Required action
Copy the passage of the text on TGF-beta mitogenic signaling starting with "Platelet-derived growth factor (PDGF) receptor" and going on through "and -independent pathways.", replacing "reconstituted" with "rescued".

Text shown
Platelet-derived growth factor (PDGF) receptor alpha-subunit mutant and reconstituted cell lines demonstrate that transforming growth factor-beta can be mitogenic through PDGF A-chain-dependent and -independent pathways.

Mitogenic stimulation of connective tissue cells by transforming growth factor-beta (TGF-beta) has two unusual properties; entry into S-phase is delayed compared with that induced by other mitogens, and the dose response is biphasic, with low concentrations stimulating and high concentrations inhibiting or having no effect. A hypothesis that provides an explanation for both of these properties is that TGF-beta stimulates proliferation indirectly by inducing synthesis of platelet-derived growth factor (PDGF) A-chain, which in turn stimulates proliferation via autocrine activation of the PDGF receptor alpha-subunit (PDGFR alpha). High concentrations of TGF-beta reduce PDGFR alpha expression and break the autocrine loop. We tested this hypothesis by determining whether TGF-beta and interleukin-1 alpha can induce DNA synthesis in connective tissue (3T3) cells derived from the Patch mouse line in which the PDGFR alpha gene is deleted. We found that these cells do respond mitogenically to TGF-beta and interleukin-1 alpha, indicating that PDGF A-chain induction is not the sole mechanism of mitogenic stimulation. Reestablishing PDGFR alpha expression via transfection with a human PDGFR alpha construct enhanced the response to TGF-beta. Neutralizing anti-PDGF antiserum reduced TGF-beta stimulation of PDGFR alpha-expressing 3T3 cells by about 35%. We conclude that induction of PDGF A-chain/PDGFR alpha autocrine stimulation does contribute to the ability of TGF-beta to stimulate connective tissue cells, but that there is, in addition, a PDGF-independent pathway.

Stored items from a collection
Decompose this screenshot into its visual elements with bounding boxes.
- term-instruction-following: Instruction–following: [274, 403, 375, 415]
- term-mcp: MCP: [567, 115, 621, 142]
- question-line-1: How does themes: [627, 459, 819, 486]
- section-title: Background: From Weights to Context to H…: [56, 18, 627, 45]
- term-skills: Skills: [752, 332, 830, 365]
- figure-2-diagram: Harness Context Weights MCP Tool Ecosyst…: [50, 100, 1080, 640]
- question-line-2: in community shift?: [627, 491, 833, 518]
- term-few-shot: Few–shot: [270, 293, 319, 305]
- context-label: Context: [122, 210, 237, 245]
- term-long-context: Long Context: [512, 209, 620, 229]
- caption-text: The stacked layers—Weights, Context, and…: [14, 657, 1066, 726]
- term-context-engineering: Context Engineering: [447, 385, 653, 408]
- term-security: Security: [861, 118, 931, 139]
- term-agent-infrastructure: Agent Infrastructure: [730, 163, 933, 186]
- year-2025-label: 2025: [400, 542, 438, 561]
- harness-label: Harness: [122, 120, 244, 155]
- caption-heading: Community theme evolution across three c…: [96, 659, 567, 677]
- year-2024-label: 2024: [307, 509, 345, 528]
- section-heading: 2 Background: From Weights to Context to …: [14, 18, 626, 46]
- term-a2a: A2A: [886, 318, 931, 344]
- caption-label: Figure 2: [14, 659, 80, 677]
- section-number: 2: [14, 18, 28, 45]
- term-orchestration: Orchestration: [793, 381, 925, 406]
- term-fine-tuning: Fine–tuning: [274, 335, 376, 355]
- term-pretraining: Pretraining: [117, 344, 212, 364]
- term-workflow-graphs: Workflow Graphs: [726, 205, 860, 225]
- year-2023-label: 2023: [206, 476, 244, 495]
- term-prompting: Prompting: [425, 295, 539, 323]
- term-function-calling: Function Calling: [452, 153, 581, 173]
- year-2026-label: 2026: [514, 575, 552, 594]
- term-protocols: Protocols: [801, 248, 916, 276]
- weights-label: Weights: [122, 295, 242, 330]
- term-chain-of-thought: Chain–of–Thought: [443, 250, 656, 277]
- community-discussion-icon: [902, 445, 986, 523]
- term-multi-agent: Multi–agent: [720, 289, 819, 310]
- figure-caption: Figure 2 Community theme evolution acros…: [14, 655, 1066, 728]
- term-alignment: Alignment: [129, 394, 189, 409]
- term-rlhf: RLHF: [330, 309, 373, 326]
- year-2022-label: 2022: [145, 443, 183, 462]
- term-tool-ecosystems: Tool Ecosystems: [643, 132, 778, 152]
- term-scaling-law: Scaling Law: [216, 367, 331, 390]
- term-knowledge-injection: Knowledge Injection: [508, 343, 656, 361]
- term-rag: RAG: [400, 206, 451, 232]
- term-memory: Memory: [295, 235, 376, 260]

Expected answer
Platelet-derived growth factor (PDGF) receptor alpha-subunit mutant and rescued cell lines demonstrate that transforming growth factor-beta can be mitogenic through PDGF A-chain-dependent and -independent pathways.